[Data entries]

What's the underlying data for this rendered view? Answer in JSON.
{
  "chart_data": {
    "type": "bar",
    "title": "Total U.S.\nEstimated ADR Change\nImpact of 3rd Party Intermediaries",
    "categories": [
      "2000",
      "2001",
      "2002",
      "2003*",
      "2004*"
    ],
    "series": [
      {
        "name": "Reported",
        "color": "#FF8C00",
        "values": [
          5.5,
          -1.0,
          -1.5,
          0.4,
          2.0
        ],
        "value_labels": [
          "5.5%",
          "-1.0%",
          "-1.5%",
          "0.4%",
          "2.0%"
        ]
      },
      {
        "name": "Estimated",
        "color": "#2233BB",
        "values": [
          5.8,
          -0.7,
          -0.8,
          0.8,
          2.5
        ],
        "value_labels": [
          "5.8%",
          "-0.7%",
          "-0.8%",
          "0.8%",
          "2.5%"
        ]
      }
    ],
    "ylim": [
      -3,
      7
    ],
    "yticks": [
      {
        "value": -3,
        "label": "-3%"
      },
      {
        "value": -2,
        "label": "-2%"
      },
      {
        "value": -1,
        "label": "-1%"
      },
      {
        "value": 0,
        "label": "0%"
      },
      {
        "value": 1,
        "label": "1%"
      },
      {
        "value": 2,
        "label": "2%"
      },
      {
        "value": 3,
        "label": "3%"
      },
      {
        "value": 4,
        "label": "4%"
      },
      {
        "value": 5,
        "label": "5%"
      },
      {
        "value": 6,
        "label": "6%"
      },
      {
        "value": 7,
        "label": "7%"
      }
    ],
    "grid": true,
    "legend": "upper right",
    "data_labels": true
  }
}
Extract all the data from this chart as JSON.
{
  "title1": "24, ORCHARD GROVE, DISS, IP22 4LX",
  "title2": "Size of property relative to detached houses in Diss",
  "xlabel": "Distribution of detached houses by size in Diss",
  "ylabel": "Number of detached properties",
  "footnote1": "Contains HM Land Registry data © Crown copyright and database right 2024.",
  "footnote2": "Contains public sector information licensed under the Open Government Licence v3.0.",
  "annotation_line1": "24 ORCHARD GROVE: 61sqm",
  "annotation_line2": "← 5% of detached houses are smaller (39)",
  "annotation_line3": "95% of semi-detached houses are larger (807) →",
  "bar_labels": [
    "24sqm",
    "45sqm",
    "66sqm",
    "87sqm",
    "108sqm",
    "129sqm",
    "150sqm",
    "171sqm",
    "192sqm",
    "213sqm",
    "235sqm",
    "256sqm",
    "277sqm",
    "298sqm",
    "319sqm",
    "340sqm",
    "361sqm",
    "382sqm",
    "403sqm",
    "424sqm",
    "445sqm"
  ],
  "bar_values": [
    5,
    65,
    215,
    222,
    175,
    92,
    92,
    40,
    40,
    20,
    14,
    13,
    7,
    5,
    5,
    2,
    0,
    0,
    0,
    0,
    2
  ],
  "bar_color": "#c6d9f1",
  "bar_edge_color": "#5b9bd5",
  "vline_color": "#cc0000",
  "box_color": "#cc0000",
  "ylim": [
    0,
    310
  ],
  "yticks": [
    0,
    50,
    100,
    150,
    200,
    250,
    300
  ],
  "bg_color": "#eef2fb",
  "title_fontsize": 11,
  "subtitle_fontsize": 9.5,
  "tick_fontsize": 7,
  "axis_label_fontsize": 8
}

• Required task:
Take the data above and return it exactly.

• Answer in full:
What's the underlying data for this rendered view? Answer in JSON.
{
  "chart_data": {
    "type": "bar",
    "title": "Total U.S.\nEstimated ADR Change\nImpact of 3rd Party Intermediaries",
    "categories": [
      "2000",
      "2001",
      "2002",
      "2003*",
      "2004*"
    ],
    "series": [
      {
        "name": "Reported",
        "color": "#FF8C00",
        "values": [
          5.5,
          -1.0,
          -1.5,
          0.4,
          2.0
        ],
        "value_labels": [
          "5.5%",
          "-1.0%",
          "-1.5%",
          "0.4%",
          "2.0%"
        ]
      },
      {
        "name": "Estimated",
        "color": "#2233BB",
        "values": [
          5.8,
          -0.7,
          -0.8,
          0.8,
          2.5
        ],
        "value_labels": [
          "5.8%",
          "-0.7%",
          "-0.8%",
          "0.8%",
          "2.5%"
        ]
      }
    ],
    "ylim": [
      -3,
      7
    ],
    "yticks": [
      {
        "value": -3,
        "label": "-3%"
      },
      {
        "value": -2,
        "label": "-2%"
      },
      {
        "value": -1,
        "label": "-1%"
      },
      {
        "value": 0,
        "label": "0%"
      },
      {
        "value": 1,
        "label": "1%"
      },
      {
        "value": 2,
        "label": "2%"
      },
      {
        "value": 3,
        "label": "3%"
      },
      {
        "value": 4,
        "label": "4%"
      },
      {
        "value": 5,
        "label": "5%"
      },
      {
        "value": 6,
        "label": "6%"
      },
      {
        "value": 7,
        "label": "7%"
      }
    ],
    "grid": true,
    "legend": "upper right",
    "data_labels": true
  }
}
Extract all the data from this chart as JSON.
{
  "title1": "24, ORCHARD GROVE, DISS, IP22 4LX",
  "title2": "Size of property relative to detached houses in Diss",
  "xlabel": "Distribution of detached houses by size in Diss",
  "ylabel": "Number of detached properties",
  "footnote1": "Contains HM Land Registry data © Crown copyright and database right 2024.",
  "footnote2": "Contains public sector information licensed under the Open Government Licence v3.0.",
  "annotation_line1": "24 ORCHARD GROVE: 61sqm",
  "annotation_line2": "← 5% of detached houses are smaller (39)",
  "annotation_line3": "95% of semi-detached houses are larger (807) →",
  "bar_labels": [
    "24sqm",
    "45sqm",
    "66sqm",
    "87sqm",
    "108sqm",
    "129sqm",
    "150sqm",
    "171sqm",
    "192sqm",
    "213sqm",
    "235sqm",
    "256sqm",
    "277sqm",
    "298sqm",
    "319sqm",
    "340sqm",
    "361sqm",
    "382sqm",
    "403sqm",
    "424sqm",
    "445sqm"
  ],
  "bar_values": [
    5,
    65,
    215,
    222,
    175,
    92,
    92,
    40,
    40,
    20,
    14,
    13,
    7,
    5,
    5,
    2,
    0,
    0,
    0,
    0,
    2
  ],
  "bar_color": "#c6d9f1",
  "bar_edge_color": "#5b9bd5",
  "vline_color": "#cc0000",
  "box_color": "#cc0000",
  "ylim": [
    0,
    310
  ],
  "yticks": [
    0,
    50,
    100,
    150,
    200,
    250,
    300
  ],
  "bg_color": "#eef2fb",
  "title_fontsize": 11,
  "subtitle_fontsize": 9.5,
  "tick_fontsize": 7,
  "axis_label_fontsize": 8
}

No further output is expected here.